> Given problem:
Exactly reproduce each entry, leaving out nothing.
════════════════════
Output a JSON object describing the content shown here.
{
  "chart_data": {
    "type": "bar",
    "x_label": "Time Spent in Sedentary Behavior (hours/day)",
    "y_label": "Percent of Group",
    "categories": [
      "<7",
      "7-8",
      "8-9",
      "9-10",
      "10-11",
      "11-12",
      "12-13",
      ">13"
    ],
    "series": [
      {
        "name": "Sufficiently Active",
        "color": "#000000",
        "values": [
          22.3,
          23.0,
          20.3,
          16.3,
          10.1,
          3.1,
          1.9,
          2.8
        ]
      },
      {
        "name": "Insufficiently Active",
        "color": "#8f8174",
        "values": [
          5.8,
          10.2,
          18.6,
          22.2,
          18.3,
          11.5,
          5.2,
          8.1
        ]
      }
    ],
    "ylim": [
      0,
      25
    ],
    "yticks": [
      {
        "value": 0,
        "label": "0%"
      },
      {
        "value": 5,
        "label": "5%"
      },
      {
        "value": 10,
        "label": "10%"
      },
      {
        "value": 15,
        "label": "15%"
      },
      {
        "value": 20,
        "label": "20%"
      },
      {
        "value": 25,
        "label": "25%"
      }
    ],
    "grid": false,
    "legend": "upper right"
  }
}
════════════════════
> Answer to the problem:
Output a JSON object describing the content shown here.
{
  "chart_data": {
    "type": "bar",
    "x_label": "Time Spent in Sedentary Behavior (hours/day)",
    "y_label": "Percent of Group",
    "categories": [
      "<7",
      "7-8",
      "8-9",
      "9-10",
      "10-11",
      "11-12",
      "12-13",
      ">13"
    ],
    "series": [
      {
        "name": "Sufficiently Active",
        "color": "#000000",
        "values": [
          22.3,
          23.0,
          20.3,
          16.3,
          10.1,
          3.1,
          1.9,
          2.8
        ]
      },
      {
        "name": "Insufficiently Active",
        "color": "#8f8174",
        "values": [
          5.8,
          10.2,
          18.6,
          22.2,
          18.3,
          11.5,
          5.2,
          8.1
        ]
      }
    ],
    "ylim": [
      0,
      25
    ],
    "yticks": [
      {
        "value": 0,
        "label": "0%"
      },
      {
        "value": 5,
        "label": "5%"
      },
      {
        "value": 10,
        "label": "10%"
      },
      {
        "value": 15,
        "label": "15%"
      },
      {
        "value": 20,
        "label": "20%"
      },
      {
        "value": 25,
        "label": "25%"
      }
    ],
    "grid": false,
    "legend": "upper right"
  }
}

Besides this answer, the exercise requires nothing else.